Extracted records

┌──

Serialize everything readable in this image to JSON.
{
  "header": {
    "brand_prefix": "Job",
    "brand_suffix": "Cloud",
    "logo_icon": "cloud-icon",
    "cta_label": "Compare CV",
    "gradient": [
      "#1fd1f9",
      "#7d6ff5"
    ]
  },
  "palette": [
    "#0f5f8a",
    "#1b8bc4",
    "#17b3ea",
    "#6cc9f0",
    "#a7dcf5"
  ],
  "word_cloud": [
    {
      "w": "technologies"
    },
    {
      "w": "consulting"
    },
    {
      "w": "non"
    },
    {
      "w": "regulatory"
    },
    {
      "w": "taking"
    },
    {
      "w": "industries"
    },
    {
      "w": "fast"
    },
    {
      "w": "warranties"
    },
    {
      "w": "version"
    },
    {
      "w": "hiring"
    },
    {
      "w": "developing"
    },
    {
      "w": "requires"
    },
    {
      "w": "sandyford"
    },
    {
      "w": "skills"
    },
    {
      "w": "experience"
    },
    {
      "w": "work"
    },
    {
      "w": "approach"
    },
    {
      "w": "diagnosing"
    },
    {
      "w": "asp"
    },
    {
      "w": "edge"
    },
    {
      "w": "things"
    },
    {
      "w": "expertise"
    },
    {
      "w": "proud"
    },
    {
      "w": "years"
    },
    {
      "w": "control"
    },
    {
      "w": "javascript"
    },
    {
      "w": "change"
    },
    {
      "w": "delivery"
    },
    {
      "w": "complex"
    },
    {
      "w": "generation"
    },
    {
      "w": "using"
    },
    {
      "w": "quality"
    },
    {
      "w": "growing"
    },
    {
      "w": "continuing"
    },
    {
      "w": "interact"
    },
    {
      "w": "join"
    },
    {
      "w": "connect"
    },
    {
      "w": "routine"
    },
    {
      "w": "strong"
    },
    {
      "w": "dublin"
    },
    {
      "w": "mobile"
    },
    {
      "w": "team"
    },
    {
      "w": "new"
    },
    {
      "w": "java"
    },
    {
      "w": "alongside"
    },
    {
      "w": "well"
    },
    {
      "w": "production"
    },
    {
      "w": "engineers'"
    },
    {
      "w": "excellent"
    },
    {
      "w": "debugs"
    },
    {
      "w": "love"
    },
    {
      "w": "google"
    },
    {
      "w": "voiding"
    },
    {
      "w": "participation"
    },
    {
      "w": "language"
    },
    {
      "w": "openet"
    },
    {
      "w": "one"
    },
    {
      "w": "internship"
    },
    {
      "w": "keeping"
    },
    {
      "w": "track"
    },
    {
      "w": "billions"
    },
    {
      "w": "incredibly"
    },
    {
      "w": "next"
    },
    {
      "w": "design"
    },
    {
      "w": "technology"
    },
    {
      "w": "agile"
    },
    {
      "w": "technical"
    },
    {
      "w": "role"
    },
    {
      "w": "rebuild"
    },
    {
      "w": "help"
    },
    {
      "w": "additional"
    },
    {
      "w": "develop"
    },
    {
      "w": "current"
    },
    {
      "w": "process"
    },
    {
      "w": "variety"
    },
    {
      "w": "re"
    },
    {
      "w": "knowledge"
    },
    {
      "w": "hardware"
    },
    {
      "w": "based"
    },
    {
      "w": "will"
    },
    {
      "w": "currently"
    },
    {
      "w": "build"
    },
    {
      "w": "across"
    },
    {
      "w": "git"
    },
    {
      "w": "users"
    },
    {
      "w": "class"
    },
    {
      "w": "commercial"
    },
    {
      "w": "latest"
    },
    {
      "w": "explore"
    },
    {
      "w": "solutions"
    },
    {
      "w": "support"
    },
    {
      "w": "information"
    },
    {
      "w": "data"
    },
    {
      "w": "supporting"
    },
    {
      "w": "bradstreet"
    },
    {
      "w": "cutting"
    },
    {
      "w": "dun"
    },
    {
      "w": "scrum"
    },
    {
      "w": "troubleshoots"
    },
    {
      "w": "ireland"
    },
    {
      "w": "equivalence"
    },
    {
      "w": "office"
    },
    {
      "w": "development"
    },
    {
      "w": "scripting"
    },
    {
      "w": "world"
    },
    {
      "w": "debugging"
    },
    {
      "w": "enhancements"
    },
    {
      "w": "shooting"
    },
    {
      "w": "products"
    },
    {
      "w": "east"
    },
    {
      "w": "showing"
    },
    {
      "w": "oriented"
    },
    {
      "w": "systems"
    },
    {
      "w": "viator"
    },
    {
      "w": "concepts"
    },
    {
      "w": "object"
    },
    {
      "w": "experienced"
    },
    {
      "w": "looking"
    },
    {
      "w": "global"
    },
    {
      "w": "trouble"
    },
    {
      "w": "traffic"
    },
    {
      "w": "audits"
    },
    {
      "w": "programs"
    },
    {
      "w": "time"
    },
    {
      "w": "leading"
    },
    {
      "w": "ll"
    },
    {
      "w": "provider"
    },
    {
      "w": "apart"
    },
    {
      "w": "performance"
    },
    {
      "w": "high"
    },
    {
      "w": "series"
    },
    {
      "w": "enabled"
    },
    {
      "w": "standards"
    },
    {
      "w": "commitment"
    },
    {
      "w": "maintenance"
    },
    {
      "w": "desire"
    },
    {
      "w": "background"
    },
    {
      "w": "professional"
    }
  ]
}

└──

◆ TASK GOAL
Write out the whole listing again, exactly as it stands.

◆ OUTPUT FOR THIS EXERCISE
Serialize everything readable in this image to JSON.
{
  "header": {
    "brand_prefix": "Job",
    "brand_suffix": "Cloud",
    "logo_icon": "cloud-icon",
    "cta_label": "Compare CV",
    "gradient": [
      "#1fd1f9",
      "#7d6ff5"
    ]
  },
  "palette": [
    "#0f5f8a",
    "#1b8bc4",
    "#17b3ea",
    "#6cc9f0",
    "#a7dcf5"
  ],
  "word_cloud": [
    {
      "w": "technologies"
    },
    {
      "w": "consulting"
    },
    {
      "w": "non"
    },
    {
      "w": "regulatory"
    },
    {
      "w": "taking"
    },
    {
      "w": "industries"
    },
    {
      "w": "fast"
    },
    {
      "w": "warranties"
    },
    {
      "w": "version"
    },
    {
      "w": "hiring"
    },
    {
      "w": "developing"
    },
    {
      "w": "requires"
    },
    {
      "w": "sandyford"
    },
    {
      "w": "skills"
    },
    {
      "w": "experience"
    },
    {
      "w": "work"
    },
    {
      "w": "approach"
    },
    {
      "w": "diagnosing"
    },
    {
      "w": "asp"
    },
    {
      "w": "edge"
    },
    {
      "w": "things"
    },
    {
      "w": "expertise"
    },
    {
      "w": "proud"
    },
    {
      "w": "years"
    },
    {
      "w": "control"
    },
    {
      "w": "javascript"
    },
    {
      "w": "change"
    },
    {
      "w": "delivery"
    },
    {
      "w": "complex"
    },
    {
      "w": "generation"
    },
    {
      "w": "using"
    },
    {
      "w": "quality"
    },
    {
      "w": "growing"
    },
    {
      "w": "continuing"
    },
    {
      "w": "interact"
    },
    {
      "w": "join"
    },
    {
      "w": "connect"
    },
    {
      "w": "routine"
    },
    {
      "w": "strong"
    },
    {
      "w": "dublin"
    },
    {
      "w": "mobile"
    },
    {
      "w": "team"
    },
    {
      "w": "new"
    },
    {
      "w": "java"
    },
    {
      "w": "alongside"
    },
    {
      "w": "well"
    },
    {
      "w": "production"
    },
    {
      "w": "engineers'"
    },
    {
      "w": "excellent"
    },
    {
      "w": "debugs"
    },
    {
      "w": "love"
    },
    {
      "w": "google"
    },
    {
      "w": "voiding"
    },
    {
      "w": "participation"
    },
    {
      "w": "language"
    },
    {
      "w": "openet"
    },
    {
      "w": "one"
    },
    {
      "w": "internship"
    },
    {
      "w": "keeping"
    },
    {
      "w": "track"
    },
    {
      "w": "billions"
    },
    {
      "w": "incredibly"
    },
    {
      "w": "next"
    },
    {
      "w": "design"
    },
    {
      "w": "technology"
    },
    {
      "w": "agile"
    },
    {
      "w": "technical"
    },
    {
      "w": "role"
    },
    {
      "w": "rebuild"
    },
    {
      "w": "help"
    },
    {
      "w": "additional"
    },
    {
      "w": "develop"
    },
    {
      "w": "current"
    },
    {
      "w": "process"
    },
    {
      "w": "variety"
    },
    {
      "w": "re"
    },
    {
      "w": "knowledge"
    },
    {
      "w": "hardware"
    },
    {
      "w": "based"
    },
    {
      "w": "will"
    },
    {
      "w": "currently"
    },
    {
      "w": "build"
    },
    {
      "w": "across"
    },
    {
      "w": "git"
    },
    {
      "w": "users"
    },
    {
      "w": "class"
    },
    {
      "w": "commercial"
    },
    {
      "w": "latest"
    },
    {
      "w": "explore"
    },
    {
      "w": "solutions"
    },
    {
      "w": "support"
    },
    {
      "w": "information"
    },
    {
      "w": "data"
    },
    {
      "w": "supporting"
    },
    {
      "w": "bradstreet"
    },
    {
      "w": "cutting"
    },
    {
      "w": "dun"
    },
    {
      "w": "scrum"
    },
    {
      "w": "troubleshoots"
    },
    {
      "w": "ireland"
    },
    {
      "w": "equivalence"
    },
    {
      "w": "office"
    },
    {
      "w": "development"
    },
    {
      "w": "scripting"
    },
    {
      "w": "world"
    },
    {
      "w": "debugging"
    },
    {
      "w": "enhancements"
    },
    {
      "w": "shooting"
    },
    {
      "w": "products"
    },
    {
      "w": "east"
    },
    {
      "w": "showing"
    },
    {
      "w": "oriented"
    },
    {
      "w": "systems"
    },
    {
      "w": "viator"
    },
    {
      "w": "concepts"
    },
    {
      "w": "object"
    },
    {
      "w": "experienced"
    },
    {
      "w": "looking"
    },
    {
      "w": "global"
    },
    {
      "w": "trouble"
    },
    {
      "w": "traffic"
    },
    {
      "w": "audits"
    },
    {
      "w": "programs"
    },
    {
      "w": "time"
    },
    {
      "w": "leading"
    },
    {
      "w": "ll"
    },
    {
      "w": "provider"
    },
    {
      "w": "apart"
    },
    {
      "w": "performance"
    },
    {
      "w": "high"
    },
    {
      "w": "series"
    },
    {
      "w": "enabled"
    },
    {
      "w": "standards"
    },
    {
      "w": "commitment"
    },
    {
      "w": "maintenance"
    },
    {
      "w": "desire"
    },
    {
      "w": "background"
    },
    {
      "w": "professional"
    }
  ]
}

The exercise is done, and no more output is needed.